- _Aim_: Take every line that has the string "dashed" and copy it out.
— begin Record set —
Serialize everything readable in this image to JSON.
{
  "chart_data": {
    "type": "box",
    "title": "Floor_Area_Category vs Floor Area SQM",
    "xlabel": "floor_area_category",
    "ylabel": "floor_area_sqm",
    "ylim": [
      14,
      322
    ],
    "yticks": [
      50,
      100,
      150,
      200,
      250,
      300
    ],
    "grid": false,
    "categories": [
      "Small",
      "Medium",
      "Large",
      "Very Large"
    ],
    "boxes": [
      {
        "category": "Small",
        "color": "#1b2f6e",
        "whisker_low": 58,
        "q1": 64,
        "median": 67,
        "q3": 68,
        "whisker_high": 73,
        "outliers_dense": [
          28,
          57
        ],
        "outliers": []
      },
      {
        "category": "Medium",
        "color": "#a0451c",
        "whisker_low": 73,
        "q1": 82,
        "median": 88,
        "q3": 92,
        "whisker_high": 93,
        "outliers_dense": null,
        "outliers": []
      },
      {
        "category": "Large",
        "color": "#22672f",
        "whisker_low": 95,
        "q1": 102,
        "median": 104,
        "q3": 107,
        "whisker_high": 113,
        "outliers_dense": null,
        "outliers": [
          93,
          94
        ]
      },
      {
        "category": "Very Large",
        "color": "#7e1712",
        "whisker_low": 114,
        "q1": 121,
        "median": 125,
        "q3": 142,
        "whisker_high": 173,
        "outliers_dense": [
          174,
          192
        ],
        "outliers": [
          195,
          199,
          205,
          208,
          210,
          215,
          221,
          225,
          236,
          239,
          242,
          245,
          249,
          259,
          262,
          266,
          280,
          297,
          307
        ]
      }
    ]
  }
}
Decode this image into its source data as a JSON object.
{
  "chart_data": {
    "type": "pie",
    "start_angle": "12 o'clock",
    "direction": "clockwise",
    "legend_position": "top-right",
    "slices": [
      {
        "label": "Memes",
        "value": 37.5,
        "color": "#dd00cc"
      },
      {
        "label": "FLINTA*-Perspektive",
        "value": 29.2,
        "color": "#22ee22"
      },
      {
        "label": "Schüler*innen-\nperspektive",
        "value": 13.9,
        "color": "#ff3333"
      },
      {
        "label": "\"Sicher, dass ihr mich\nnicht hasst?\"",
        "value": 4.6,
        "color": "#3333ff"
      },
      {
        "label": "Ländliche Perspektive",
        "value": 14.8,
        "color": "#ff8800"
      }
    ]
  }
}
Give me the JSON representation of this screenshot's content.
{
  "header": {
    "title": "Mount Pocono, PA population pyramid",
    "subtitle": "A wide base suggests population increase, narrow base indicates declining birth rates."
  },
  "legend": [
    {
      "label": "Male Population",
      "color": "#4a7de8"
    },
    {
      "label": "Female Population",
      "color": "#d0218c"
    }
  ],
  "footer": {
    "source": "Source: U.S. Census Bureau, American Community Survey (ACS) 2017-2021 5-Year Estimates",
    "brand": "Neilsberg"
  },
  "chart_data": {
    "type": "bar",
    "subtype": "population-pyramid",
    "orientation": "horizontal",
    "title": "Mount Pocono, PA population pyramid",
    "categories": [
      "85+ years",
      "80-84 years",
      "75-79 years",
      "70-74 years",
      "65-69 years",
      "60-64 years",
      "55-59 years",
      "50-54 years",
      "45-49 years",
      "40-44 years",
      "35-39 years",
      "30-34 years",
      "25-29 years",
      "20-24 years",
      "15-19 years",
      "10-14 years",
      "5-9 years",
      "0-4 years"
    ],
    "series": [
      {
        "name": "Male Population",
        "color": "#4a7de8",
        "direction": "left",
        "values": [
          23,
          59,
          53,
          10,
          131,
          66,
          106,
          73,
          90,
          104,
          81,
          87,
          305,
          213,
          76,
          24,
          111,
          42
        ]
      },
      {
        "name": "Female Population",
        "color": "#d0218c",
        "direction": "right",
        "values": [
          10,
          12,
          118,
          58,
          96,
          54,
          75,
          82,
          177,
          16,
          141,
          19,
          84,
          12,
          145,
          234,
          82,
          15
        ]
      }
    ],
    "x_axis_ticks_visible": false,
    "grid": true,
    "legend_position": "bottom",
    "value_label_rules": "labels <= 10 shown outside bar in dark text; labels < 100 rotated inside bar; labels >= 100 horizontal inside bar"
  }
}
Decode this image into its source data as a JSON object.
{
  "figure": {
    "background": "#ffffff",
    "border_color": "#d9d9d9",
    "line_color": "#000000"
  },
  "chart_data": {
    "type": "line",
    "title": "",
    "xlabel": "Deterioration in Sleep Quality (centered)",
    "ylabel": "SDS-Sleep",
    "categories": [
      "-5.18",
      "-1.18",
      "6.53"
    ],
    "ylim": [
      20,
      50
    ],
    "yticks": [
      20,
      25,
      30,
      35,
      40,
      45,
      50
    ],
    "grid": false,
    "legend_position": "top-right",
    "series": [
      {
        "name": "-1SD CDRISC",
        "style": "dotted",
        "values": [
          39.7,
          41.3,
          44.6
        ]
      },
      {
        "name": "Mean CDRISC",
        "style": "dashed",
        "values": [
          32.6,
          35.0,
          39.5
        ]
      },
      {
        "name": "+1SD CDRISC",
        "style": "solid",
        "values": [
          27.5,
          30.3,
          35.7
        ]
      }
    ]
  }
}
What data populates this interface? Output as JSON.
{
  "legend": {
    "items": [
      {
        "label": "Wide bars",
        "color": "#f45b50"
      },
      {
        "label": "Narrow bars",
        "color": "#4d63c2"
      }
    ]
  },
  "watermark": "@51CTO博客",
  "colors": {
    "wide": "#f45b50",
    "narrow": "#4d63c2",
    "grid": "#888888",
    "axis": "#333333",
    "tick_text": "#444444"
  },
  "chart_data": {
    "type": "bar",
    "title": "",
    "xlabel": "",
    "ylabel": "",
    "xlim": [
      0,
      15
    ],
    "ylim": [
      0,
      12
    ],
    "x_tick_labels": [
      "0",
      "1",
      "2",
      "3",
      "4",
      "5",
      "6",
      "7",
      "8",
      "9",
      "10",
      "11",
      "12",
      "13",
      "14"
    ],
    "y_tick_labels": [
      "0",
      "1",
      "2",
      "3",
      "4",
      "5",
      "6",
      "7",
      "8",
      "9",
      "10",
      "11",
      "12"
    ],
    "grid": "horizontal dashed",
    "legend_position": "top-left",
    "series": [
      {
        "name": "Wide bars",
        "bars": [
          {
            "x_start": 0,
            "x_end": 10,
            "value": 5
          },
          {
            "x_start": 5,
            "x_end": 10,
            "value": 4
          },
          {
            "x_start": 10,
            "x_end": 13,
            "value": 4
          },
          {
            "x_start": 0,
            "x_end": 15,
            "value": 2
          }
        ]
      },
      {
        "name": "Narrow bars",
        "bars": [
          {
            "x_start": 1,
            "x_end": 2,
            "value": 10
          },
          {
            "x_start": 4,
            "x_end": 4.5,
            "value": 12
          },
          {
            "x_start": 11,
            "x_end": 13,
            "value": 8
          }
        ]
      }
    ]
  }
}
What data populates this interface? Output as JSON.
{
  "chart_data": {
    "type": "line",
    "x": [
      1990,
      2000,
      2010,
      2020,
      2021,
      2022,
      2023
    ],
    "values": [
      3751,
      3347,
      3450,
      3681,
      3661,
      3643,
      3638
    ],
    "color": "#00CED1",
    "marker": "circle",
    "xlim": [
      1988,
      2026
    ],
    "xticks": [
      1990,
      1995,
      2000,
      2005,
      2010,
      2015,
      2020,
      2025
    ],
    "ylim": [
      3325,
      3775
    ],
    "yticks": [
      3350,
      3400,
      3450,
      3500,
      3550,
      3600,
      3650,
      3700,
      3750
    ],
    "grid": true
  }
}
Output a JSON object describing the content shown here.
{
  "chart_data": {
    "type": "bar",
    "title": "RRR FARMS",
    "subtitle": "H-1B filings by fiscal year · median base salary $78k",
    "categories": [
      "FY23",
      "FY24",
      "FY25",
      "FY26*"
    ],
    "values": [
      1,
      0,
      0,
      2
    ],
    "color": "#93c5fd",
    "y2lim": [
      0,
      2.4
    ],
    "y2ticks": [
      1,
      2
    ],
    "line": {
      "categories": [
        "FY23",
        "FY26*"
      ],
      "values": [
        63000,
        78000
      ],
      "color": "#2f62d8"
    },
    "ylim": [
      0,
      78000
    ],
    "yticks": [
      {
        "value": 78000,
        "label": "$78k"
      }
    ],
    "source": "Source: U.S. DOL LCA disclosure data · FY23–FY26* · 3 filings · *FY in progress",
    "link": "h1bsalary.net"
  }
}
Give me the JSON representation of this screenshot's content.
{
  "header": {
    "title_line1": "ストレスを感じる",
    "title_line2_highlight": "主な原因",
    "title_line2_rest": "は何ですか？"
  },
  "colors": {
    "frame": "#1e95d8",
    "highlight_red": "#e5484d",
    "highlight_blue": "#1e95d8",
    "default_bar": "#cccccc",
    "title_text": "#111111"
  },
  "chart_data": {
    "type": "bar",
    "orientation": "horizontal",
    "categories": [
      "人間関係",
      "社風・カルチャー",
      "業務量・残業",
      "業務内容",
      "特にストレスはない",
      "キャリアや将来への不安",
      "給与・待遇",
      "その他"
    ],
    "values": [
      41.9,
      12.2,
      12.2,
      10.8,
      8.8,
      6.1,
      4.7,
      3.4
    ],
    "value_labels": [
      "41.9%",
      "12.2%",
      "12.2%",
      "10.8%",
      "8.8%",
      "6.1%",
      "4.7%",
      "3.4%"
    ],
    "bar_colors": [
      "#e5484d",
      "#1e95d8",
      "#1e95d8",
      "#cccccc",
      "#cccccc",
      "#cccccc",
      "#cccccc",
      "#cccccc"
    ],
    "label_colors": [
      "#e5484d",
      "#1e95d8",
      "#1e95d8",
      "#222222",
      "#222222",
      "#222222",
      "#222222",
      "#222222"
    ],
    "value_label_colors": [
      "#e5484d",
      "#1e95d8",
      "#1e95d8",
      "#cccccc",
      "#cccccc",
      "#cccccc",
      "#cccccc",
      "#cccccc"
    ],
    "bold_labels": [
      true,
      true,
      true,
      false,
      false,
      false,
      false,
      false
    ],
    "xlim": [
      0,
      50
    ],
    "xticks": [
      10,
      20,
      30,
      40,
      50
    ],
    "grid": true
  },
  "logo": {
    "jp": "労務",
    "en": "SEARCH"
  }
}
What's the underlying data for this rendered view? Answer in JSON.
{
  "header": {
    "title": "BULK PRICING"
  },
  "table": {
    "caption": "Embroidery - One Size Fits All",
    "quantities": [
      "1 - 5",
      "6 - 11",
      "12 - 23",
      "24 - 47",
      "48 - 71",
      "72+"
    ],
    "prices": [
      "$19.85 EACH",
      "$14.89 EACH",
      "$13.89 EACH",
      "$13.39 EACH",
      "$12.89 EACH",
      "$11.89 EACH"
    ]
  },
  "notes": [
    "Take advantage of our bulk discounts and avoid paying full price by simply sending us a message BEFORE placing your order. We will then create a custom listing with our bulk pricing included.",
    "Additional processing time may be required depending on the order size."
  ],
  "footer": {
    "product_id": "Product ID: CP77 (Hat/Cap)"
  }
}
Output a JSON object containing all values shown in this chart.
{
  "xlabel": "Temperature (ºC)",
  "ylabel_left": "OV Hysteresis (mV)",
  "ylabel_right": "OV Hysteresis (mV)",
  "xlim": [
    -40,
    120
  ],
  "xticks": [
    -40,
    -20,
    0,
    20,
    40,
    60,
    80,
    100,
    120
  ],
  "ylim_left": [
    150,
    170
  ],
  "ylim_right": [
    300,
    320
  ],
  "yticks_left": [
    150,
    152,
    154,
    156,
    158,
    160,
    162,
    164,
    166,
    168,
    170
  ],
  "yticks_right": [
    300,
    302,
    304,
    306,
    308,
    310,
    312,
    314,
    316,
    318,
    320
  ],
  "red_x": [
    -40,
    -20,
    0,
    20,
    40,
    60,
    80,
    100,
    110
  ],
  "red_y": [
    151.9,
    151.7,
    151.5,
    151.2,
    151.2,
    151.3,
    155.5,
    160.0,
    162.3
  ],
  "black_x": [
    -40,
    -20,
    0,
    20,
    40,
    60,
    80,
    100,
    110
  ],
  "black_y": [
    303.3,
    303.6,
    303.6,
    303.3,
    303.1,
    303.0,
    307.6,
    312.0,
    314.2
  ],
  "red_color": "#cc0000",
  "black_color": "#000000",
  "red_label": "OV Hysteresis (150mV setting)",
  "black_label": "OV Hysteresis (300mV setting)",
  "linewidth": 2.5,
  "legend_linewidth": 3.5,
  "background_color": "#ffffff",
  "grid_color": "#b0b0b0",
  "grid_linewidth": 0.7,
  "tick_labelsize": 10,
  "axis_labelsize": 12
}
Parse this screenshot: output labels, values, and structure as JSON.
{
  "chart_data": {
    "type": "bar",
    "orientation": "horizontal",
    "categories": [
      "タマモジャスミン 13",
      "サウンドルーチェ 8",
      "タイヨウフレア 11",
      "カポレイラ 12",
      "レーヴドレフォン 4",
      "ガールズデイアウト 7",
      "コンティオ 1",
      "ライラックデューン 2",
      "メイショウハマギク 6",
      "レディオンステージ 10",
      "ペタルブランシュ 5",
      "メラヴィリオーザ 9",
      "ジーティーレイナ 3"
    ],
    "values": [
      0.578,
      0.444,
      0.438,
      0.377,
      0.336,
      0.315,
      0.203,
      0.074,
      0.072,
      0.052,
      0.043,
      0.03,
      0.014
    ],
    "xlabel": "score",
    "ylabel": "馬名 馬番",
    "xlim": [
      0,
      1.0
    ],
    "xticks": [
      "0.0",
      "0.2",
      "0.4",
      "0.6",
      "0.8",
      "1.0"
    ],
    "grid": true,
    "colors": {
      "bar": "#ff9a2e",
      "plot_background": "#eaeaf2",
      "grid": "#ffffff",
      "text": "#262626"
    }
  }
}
— end Record set —
- _Final answer_:
        "style": "dashed",
    "grid": "horizontal dashed",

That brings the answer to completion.